→ PROMPT
Collect every line below that contains the word "настоящей".

→ ENTRIES PROVIDED
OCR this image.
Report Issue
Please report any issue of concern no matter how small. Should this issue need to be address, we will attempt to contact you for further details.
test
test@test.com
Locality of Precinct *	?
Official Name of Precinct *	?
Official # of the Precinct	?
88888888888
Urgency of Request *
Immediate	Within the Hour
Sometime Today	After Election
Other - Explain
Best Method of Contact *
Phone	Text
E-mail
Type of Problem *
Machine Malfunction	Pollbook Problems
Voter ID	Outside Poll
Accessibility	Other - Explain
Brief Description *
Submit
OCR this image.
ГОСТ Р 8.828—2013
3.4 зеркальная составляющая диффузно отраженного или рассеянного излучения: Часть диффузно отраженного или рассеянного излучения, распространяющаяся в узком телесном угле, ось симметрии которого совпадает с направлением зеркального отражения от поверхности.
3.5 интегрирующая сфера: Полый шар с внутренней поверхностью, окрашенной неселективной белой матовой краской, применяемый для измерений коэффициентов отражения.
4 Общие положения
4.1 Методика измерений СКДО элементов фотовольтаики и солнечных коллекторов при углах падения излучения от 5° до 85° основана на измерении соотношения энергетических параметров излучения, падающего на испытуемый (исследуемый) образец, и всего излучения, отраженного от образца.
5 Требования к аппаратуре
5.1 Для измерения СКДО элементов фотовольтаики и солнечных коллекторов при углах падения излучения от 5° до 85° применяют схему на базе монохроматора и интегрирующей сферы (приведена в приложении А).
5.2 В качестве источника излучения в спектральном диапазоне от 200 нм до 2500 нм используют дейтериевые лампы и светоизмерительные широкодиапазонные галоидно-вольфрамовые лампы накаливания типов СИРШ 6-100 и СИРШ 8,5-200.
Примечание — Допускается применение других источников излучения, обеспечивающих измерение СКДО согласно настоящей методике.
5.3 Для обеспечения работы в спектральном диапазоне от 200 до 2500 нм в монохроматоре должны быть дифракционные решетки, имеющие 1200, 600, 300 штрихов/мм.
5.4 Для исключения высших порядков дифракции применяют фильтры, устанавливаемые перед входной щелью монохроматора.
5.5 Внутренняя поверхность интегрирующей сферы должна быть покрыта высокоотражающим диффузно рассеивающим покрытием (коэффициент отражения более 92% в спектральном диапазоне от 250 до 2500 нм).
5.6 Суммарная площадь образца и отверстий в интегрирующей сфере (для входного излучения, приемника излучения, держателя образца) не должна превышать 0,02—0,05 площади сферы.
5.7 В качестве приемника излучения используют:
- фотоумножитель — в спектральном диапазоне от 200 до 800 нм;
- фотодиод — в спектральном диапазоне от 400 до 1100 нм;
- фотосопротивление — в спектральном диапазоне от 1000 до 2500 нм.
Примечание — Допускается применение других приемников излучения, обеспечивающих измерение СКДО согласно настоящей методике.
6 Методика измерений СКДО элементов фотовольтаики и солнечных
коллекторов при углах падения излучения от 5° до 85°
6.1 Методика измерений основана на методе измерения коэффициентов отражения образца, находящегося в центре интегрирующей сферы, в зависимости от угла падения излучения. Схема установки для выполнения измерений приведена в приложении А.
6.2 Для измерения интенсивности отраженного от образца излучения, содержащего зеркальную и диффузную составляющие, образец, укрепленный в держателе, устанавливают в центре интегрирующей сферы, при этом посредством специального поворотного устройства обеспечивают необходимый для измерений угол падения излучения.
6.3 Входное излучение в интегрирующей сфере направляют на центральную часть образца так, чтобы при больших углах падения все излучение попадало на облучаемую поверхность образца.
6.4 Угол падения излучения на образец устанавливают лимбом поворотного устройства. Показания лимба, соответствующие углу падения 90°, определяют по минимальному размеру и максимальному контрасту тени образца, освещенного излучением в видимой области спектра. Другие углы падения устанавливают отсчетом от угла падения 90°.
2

→ ANSWER FOR THIS EXERCISE
Примечание — Допускается применение других источников излучения, обеспечивающих измерение СКДО согласно настоящей методике.
Примечание — Допускается применение других приемников излучения, обеспечивающих измерение СКДО согласно настоящей методике.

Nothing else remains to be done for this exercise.